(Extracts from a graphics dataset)
---*---

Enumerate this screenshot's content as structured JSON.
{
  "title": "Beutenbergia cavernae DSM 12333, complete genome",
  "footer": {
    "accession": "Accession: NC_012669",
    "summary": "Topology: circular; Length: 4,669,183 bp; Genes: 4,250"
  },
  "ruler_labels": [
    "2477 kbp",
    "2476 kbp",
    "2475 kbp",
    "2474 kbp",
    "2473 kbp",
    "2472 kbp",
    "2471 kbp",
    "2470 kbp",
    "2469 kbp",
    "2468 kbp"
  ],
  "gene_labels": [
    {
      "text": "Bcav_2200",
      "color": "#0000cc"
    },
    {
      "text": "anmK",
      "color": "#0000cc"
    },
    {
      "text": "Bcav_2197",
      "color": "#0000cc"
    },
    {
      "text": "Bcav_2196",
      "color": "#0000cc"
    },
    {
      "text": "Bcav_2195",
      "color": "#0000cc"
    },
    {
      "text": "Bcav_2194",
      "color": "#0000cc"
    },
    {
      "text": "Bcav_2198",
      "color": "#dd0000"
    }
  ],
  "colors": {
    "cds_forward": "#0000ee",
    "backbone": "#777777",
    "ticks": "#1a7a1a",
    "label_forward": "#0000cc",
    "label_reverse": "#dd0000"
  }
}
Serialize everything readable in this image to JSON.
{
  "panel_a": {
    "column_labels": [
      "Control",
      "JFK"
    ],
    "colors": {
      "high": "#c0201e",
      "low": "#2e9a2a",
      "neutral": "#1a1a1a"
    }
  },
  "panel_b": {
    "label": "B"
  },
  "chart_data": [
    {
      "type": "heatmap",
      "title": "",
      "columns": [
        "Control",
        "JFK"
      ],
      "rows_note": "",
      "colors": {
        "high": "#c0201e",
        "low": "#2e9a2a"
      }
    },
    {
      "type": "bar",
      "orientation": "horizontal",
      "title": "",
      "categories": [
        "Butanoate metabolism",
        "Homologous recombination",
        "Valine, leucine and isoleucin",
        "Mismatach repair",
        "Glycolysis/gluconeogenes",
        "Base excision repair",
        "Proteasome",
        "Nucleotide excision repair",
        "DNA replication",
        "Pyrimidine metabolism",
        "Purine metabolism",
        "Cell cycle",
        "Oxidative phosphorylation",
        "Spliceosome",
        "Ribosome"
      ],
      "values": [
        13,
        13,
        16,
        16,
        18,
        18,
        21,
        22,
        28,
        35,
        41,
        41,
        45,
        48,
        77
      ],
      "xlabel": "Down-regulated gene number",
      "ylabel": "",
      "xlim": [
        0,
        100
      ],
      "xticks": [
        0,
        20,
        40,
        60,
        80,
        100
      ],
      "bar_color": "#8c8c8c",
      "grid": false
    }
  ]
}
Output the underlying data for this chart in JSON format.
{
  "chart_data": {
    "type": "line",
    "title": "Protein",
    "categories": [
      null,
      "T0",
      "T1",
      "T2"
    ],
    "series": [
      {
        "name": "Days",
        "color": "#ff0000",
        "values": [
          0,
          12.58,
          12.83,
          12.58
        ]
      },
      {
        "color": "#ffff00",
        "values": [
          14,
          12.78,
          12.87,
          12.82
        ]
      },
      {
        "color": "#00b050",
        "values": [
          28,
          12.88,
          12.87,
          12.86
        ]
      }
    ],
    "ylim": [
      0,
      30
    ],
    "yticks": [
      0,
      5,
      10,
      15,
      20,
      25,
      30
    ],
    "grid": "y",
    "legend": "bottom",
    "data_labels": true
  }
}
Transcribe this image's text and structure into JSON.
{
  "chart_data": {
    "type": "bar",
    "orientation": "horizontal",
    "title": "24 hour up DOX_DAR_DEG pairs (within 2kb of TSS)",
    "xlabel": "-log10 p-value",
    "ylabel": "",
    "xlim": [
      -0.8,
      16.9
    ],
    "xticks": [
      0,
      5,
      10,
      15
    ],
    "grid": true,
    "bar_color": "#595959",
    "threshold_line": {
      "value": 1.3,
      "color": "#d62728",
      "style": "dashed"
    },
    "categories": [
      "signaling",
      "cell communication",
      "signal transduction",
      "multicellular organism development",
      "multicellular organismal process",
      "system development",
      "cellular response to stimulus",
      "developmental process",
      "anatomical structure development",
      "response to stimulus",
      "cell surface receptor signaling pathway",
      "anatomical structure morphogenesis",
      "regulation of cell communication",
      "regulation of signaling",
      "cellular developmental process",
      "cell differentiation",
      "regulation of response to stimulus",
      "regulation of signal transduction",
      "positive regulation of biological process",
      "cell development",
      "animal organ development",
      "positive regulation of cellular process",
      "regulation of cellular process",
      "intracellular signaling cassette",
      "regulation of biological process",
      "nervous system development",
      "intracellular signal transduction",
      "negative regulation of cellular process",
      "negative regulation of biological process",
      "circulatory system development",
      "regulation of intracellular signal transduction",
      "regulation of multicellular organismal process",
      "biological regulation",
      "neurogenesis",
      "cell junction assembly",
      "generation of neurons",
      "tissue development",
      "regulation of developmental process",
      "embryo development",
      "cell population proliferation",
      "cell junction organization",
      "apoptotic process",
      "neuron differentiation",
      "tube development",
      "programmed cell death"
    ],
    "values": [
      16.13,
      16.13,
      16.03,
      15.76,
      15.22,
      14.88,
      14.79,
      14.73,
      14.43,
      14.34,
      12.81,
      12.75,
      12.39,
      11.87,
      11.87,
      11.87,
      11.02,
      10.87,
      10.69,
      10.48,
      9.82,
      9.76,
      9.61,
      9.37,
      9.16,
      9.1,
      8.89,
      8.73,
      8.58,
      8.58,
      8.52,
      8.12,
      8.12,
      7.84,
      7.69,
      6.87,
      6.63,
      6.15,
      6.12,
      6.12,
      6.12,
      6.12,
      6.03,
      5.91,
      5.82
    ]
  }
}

---*---

Each entry needs to be copied out exactly as written.

Enumerate this screenshot's content as structured JSON.
{
  "title": "Beutenbergia cavernae DSM 12333, complete genome",
  "footer": {
    "accession": "Accession: NC_012669",
    "summary": "Topology: circular; Length: 4,669,183 bp; Genes: 4,250"
  },
  "ruler_labels": [
    "2477 kbp",
    "2476 kbp",
    "2475 kbp",
    "2474 kbp",
    "2473 kbp",
    "2472 kbp",
    "2471 kbp",
    "2470 kbp",
    "2469 kbp",
    "2468 kbp"
  ],
  "gene_labels": [
    {
      "text": "Bcav_2200",
      "color": "#0000cc"
    },
    {
      "text": "anmK",
      "color": "#0000cc"
    },
    {
      "text": "Bcav_2197",
      "color": "#0000cc"
    },
    {
      "text": "Bcav_2196",
      "color": "#0000cc"
    },
    {
      "text": "Bcav_2195",
      "color": "#0000cc"
    },
    {
      "text": "Bcav_2194",
      "color": "#0000cc"
    },
    {
      "text": "Bcav_2198",
      "color": "#dd0000"
    }
  ],
  "colors": {
    "cds_forward": "#0000ee",
    "backbone": "#777777",
    "ticks": "#1a7a1a",
    "label_forward": "#0000cc",
    "label_reverse": "#dd0000"
  }
}
Serialize everything readable in this image to JSON.
{
  "panel_a": {
    "column_labels": [
      "Control",
      "JFK"
    ],
    "colors": {
      "high": "#c0201e",
      "low": "#2e9a2a",
      "neutral": "#1a1a1a"
    }
  },
  "panel_b": {
    "label": "B"
  },
  "chart_data": [
    {
      "type": "heatmap",
      "title": "",
      "columns": [
        "Control",
        "JFK"
      ],
      "rows_note": "",
      "colors": {
        "high": "#c0201e",
        "low": "#2e9a2a"
      }
    },
    {
      "type": "bar",
      "orientation": "horizontal",
      "title": "",
      "categories": [
        "Butanoate metabolism",
        "Homologous recombination",
        "Valine, leucine and isoleucin",
        "Mismatach repair",
        "Glycolysis/gluconeogenes",
        "Base excision repair",
        "Proteasome",
        "Nucleotide excision repair",
        "DNA replication",
        "Pyrimidine metabolism",
        "Purine metabolism",
        "Cell cycle",
        "Oxidative phosphorylation",
        "Spliceosome",
        "Ribosome"
      ],
      "values": [
        13,
        13,
        16,
        16,
        18,
        18,
        21,
        22,
        28,
        35,
        41,
        41,
        45,
        48,
        77
      ],
      "xlabel": "Down-regulated gene number",
      "ylabel": "",
      "xlim": [
        0,
        100
      ],
      "xticks": [
        0,
        20,
        40,
        60,
        80,
        100
      ],
      "bar_color": "#8c8c8c",
      "grid": false
    }
  ]
}
Output the underlying data for this chart in JSON format.
{
  "chart_data": {
    "type": "line",
    "title": "Protein",
    "categories": [
      null,
      "T0",
      "T1",
      "T2"
    ],
    "series": [
      {
        "name": "Days",
        "color": "#ff0000",
        "values": [
          0,
          12.58,
          12.83,
          12.58
        ]
      },
      {
        "color": "#ffff00",
        "values": [
          14,
          12.78,
          12.87,
          12.82
        ]
      },
      {
        "color": "#00b050",
        "values": [
          28,
          12.88,
          12.87,
          12.86
        ]
      }
    ],
    "ylim": [
      0,
      30
    ],
    "yticks": [
      0,
      5,
      10,
      15,
      20,
      25,
      30
    ],
    "grid": "y",
    "legend": "bottom",
    "data_labels": true
  }
}
Transcribe this image's text and structure into JSON.
{
  "chart_data": {
    "type": "bar",
    "orientation": "horizontal",
    "title": "24 hour up DOX_DAR_DEG pairs (within 2kb of TSS)",
    "xlabel": "-log10 p-value",
    "ylabel": "",
    "xlim": [
      -0.8,
      16.9
    ],
    "xticks": [
      0,
      5,
      10,
      15
    ],
    "grid": true,
    "bar_color": "#595959",
    "threshold_line": {
      "value": 1.3,
      "color": "#d62728",
      "style": "dashed"
    },
    "categories": [
      "signaling",
      "cell communication",
      "signal transduction",
      "multicellular organism development",
      "multicellular organismal process",
      "system development",
      "cellular response to stimulus",
      "developmental process",
      "anatomical structure development",
      "response to stimulus",
      "cell surface receptor signaling pathway",
      "anatomical structure morphogenesis",
      "regulation of cell communication",
      "regulation of signaling",
      "cellular developmental process",
      "cell differentiation",
      "regulation of response to stimulus",
      "regulation of signal transduction",
      "positive regulation of biological process",
      "cell development",
      "animal organ development",
      "positive regulation of cellular process",
      "regulation of cellular process",
      "intracellular signaling cassette",
      "regulation of biological process",
      "nervous system development",
      "intracellular signal transduction",
      "negative regulation of cellular process",
      "negative regulation of biological process",
      "circulatory system development",
      "regulation of intracellular signal transduction",
      "regulation of multicellular organismal process",
      "biological regulation",
      "neurogenesis",
      "cell junction assembly",
      "generation of neurons",
      "tissue development",
      "regulation of developmental process",
      "embryo development",
      "cell population proliferation",
      "cell junction organization",
      "apoptotic process",
      "neuron differentiation",
      "tube development",
      "programmed cell death"
    ],
    "values": [
      16.13,
      16.13,
      16.03,
      15.76,
      15.22,
      14.88,
      14.79,
      14.73,
      14.43,
      14.34,
      12.81,
      12.75,
      12.39,
      11.87,
      11.87,
      11.87,
      11.02,
      10.87,
      10.69,
      10.48,
      9.82,
      9.76,
      9.61,
      9.37,
      9.16,
      9.1,
      8.89,
      8.73,
      8.58,
      8.58,
      8.52,
      8.12,
      8.12,
      7.84,
      7.69,
      6.87,
      6.63,
      6.15,
      6.12,
      6.12,
      6.12,
      6.12,
      6.03,
      5.91,
      5.82
    ]
  }
}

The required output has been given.